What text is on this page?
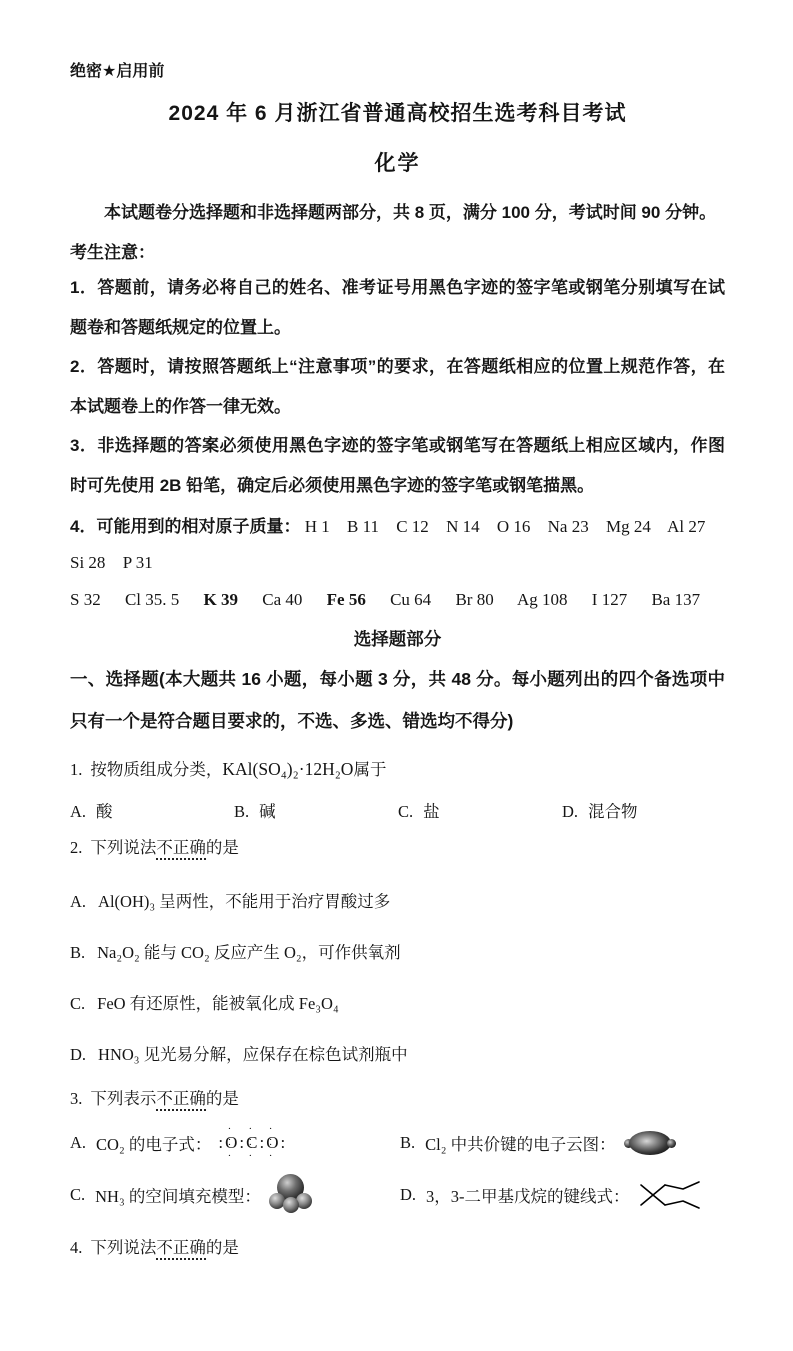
绝密★启用前
2024 年 6 月浙江省普通高校招生选考科目考试
化学
本试题卷分选择题和非选择题两部分，共 8 页，满分 100 分，考试时间 90 分钟。
考生注意：

1．答题前，请务必将自己的姓名、准考证号用黑色字迹的签字笔或钢笔分别填写在试题卷和答题纸规定的位置上。

2．答题时，请按照答题纸上“注意事项”的要求，在答题纸相应的位置上规范作答，在本试题卷上的作答一律无效。

3．非选择题的答案必须使用黑色字迹的签字笔或钢笔写在答题纸上相应区域内，作图时可先使用 2B 铅笔，确定后必须使用黑色字迹的签字笔或钢笔描黑。

4．可能用到的相对原子质量： H 1 B 11 C 12 N 14 O 16 Na 23 Mg 24 Al 27 Si 28 P 31
S 32 Cl 35. 5 K 39 Ca 40 Fe 56 Cu 64 Br 80 Ag 108 I 127 Ba 137
选择题部分
一、选择题(本大题共 16 小题，每小题 3 分，共 48 分。每小题列出的四个备选项中只有一个是符合题目要求的，不选、多选、错选均不得分)
1. 按物质组成分类，KAl(SO₄)₂·12H₂O属于
A. 酸	B. 碱	C. 盐	D. 混合物
2. 下列说法不正确的是
A. Al(OH)₃ 呈两性，不能用于治疗胃酸过多
B. Na₂O₂ 能与 CO₂ 反应产生 O₂，可作供氧剂
C. FeO 有还原性，能被氧化成 Fe₃O₄
D. HNO₃ 见光易分解，应保存在棕色试剂瓶中
3. 下列表示不正确的是
A. CO₂ 的电子式： : · · O · · : · · C · · : · · O · · :	B. Cl₂ 中共价键的电子云图：
C. NH₃ 的空间填充模型：	D. 3，3-二甲基戊烷的键线式：
4. 下列说法不正确的是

### THE EXERCISE:
Output the records above exactly as they are, leaving out the pictures.

### REPLY TO THE EXERCISE:
What text is on this page?
绝密★启用前
2024 年 6 月浙江省普通高校招生选考科目考试
化学
本试题卷分选择题和非选择题两部分，共 8 页，满分 100 分，考试时间 90 分钟。
考生注意：

1．答题前，请务必将自己的姓名、准考证号用黑色字迹的签字笔或钢笔分别填写在试题卷和答题纸规定的位置上。

2．答题时，请按照答题纸上“注意事项”的要求，在答题纸相应的位置上规范作答，在本试题卷上的作答一律无效。

3．非选择题的答案必须使用黑色字迹的签字笔或钢笔写在答题纸上相应区域内，作图时可先使用 2B 铅笔，确定后必须使用黑色字迹的签字笔或钢笔描黑。

4．可能用到的相对原子质量： H 1 B 11 C 12 N 14 O 16 Na 23 Mg 24 Al 27 Si 28 P 31
S 32 Cl 35. 5 K 39 Ca 40 Fe 56 Cu 64 Br 80 Ag 108 I 127 Ba 137
选择题部分
一、选择题(本大题共 16 小题，每小题 3 分，共 48 分。每小题列出的四个备选项中只有一个是符合题目要求的，不选、多选、错选均不得分)
1. 按物质组成分类，KAl(SO₄)₂·12H₂O属于
A. 酸	B. 碱	C. 盐	D. 混合物
2. 下列说法不正确的是
A. Al(OH)₃ 呈两性，不能用于治疗胃酸过多
B. Na₂O₂ 能与 CO₂ 反应产生 O₂，可作供氧剂
C. FeO 有还原性，能被氧化成 Fe₃O₄
D. HNO₃ 见光易分解，应保存在棕色试剂瓶中
3. 下列表示不正确的是
A. CO₂ 的电子式： : · · O · · : · · C · · : · · O · · :	B. Cl₂ 中共价键的电子云图：
C. NH₃ 的空间填充模型：	D. 3，3-二甲基戊烷的键线式：
4. 下列说法不正确的是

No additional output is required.